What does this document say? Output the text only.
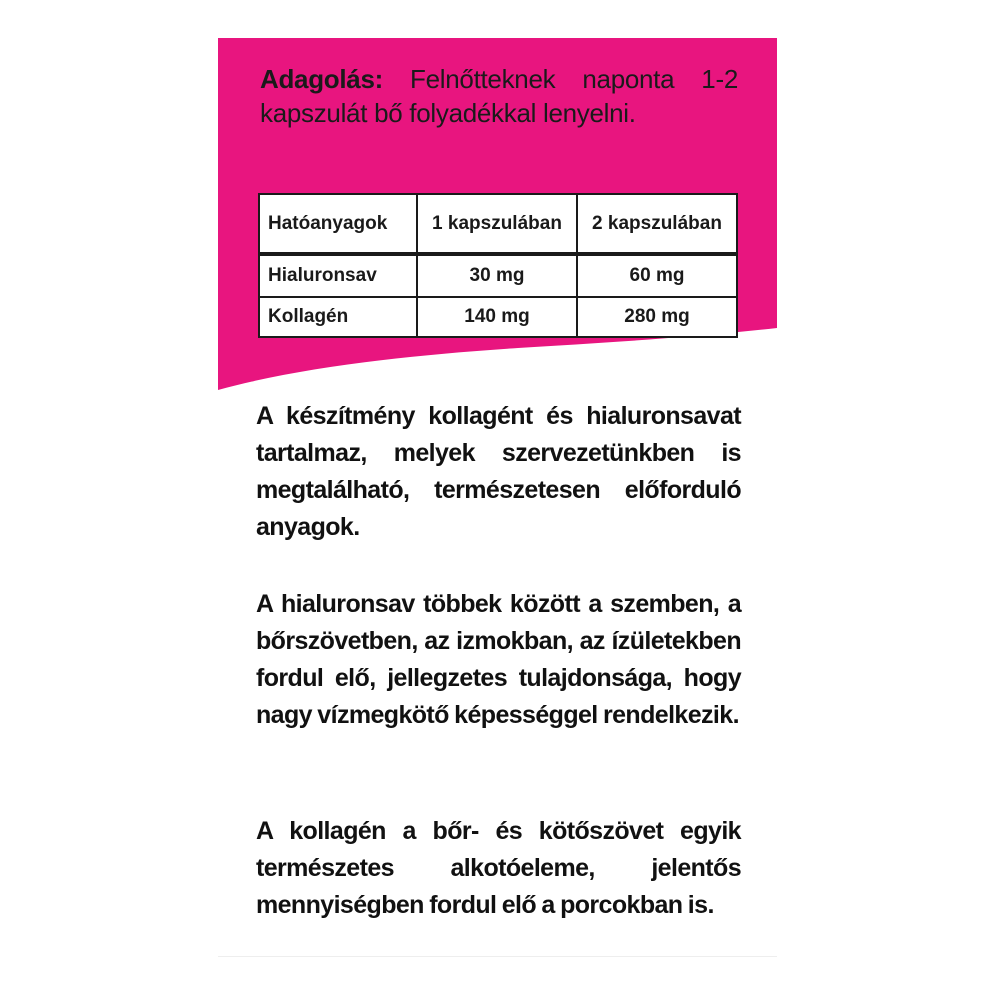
Adagolás: Felnőtteknek naponta 1-2 kapszulát bő folyadékkal lenyelni.
Hatóanyagok	1 kapszulában	2 kapszulában
Hialuronsav	30 mg	60 mg
Kollagén	140 mg	280 mg

A készítmény kollagént és hialuronsavat tartalmaz, melyek szervezetünkben is megtalálható, természetesen előforduló anyagok.

A hialuronsav többek között a szemben, a bőrszövetben, az izmokban, az ízületekben fordul elő, jellegzetes tulajdonsága, hogy nagy vízmegkötő képességgel rendelkezik.

A kollagén a bőr- és kötőszövet egyik természetes alkotóeleme, jelentős mennyiségben fordul elő a porcokban is.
----------------------------------------
• TASK STATEMENT: Copy out each line word for word, please, skipping the images.

• REPLY TO THE EXERCISE:
What does this document say? Output the text only.
Adagolás: Felnőtteknek naponta 1-2 kapszulát bő folyadékkal lenyelni.
Hatóanyagok	1 kapszulában	2 kapszulában
Hialuronsav	30 mg	60 mg
Kollagén	140 mg	280 mg

A készítmény kollagént és hialuronsavat tartalmaz, melyek szervezetünkben is megtalálható, természetesen előforduló anyagok.

A hialuronsav többek között a szemben, a bőrszövetben, az izmokban, az ízületekben fordul elő, jellegzetes tulajdonsága, hogy nagy vízmegkötő képességgel rendelkezik.

A kollagén a bőr- és kötőszövet egyik természetes alkotóeleme, jelentős mennyiségben fordul elő a porcokban is.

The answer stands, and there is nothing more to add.